# Work to do
Please transcribe the data below exactly. Leave the pictures out.

# The data
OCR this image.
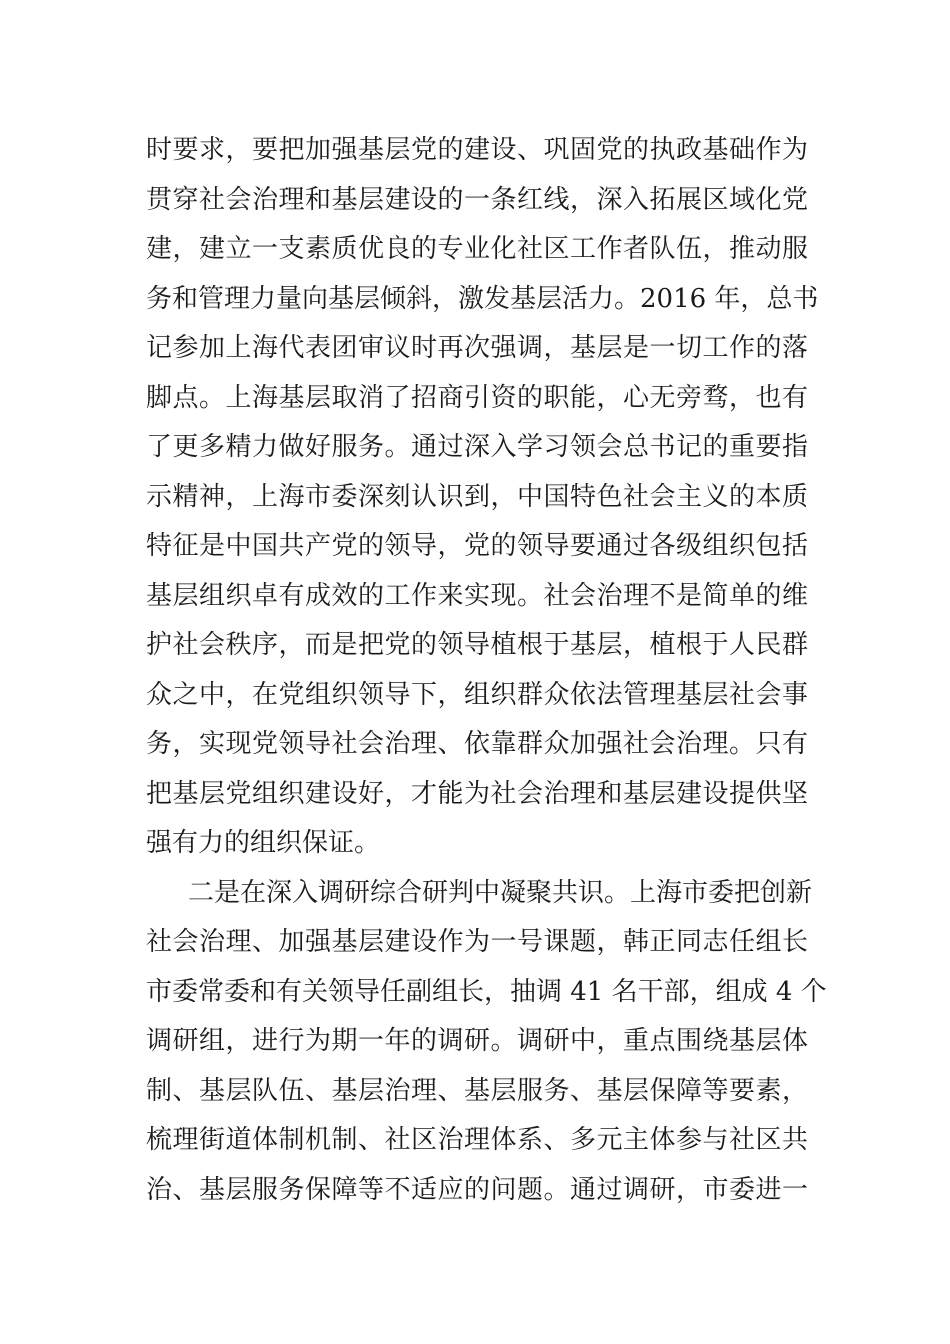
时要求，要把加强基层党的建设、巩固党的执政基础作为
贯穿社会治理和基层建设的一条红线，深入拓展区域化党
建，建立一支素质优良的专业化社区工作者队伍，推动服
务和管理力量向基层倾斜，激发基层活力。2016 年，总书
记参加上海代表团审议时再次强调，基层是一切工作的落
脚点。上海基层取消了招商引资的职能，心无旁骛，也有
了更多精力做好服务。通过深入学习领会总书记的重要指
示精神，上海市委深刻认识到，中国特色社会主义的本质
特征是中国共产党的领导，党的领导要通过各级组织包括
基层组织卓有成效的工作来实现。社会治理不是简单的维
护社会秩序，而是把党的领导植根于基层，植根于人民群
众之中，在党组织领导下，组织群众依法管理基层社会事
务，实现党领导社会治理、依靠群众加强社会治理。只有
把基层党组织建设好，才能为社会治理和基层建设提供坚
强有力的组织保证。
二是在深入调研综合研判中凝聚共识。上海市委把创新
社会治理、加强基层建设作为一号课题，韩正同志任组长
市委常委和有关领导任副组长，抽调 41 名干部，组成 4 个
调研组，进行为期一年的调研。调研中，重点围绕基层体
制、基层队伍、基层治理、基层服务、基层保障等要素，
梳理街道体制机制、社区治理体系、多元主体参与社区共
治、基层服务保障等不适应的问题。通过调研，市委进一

# Response to this exercise
OCR this image.
时要求，要把加强基层党的建设、巩固党的执政基础作为
贯穿社会治理和基层建设的一条红线，深入拓展区域化党
建，建立一支素质优良的专业化社区工作者队伍，推动服
务和管理力量向基层倾斜，激发基层活力。2016 年，总书
记参加上海代表团审议时再次强调，基层是一切工作的落
脚点。上海基层取消了招商引资的职能，心无旁骛，也有
了更多精力做好服务。通过深入学习领会总书记的重要指
示精神，上海市委深刻认识到，中国特色社会主义的本质
特征是中国共产党的领导，党的领导要通过各级组织包括
基层组织卓有成效的工作来实现。社会治理不是简单的维
护社会秩序，而是把党的领导植根于基层，植根于人民群
众之中，在党组织领导下，组织群众依法管理基层社会事
务，实现党领导社会治理、依靠群众加强社会治理。只有
把基层党组织建设好，才能为社会治理和基层建设提供坚
强有力的组织保证。
二是在深入调研综合研判中凝聚共识。上海市委把创新
社会治理、加强基层建设作为一号课题，韩正同志任组长
市委常委和有关领导任副组长，抽调 41 名干部，组成 4 个
调研组，进行为期一年的调研。调研中，重点围绕基层体
制、基层队伍、基层治理、基层服务、基层保障等要素，
梳理街道体制机制、社区治理体系、多元主体参与社区共
治、基层服务保障等不适应的问题。通过调研，市委进一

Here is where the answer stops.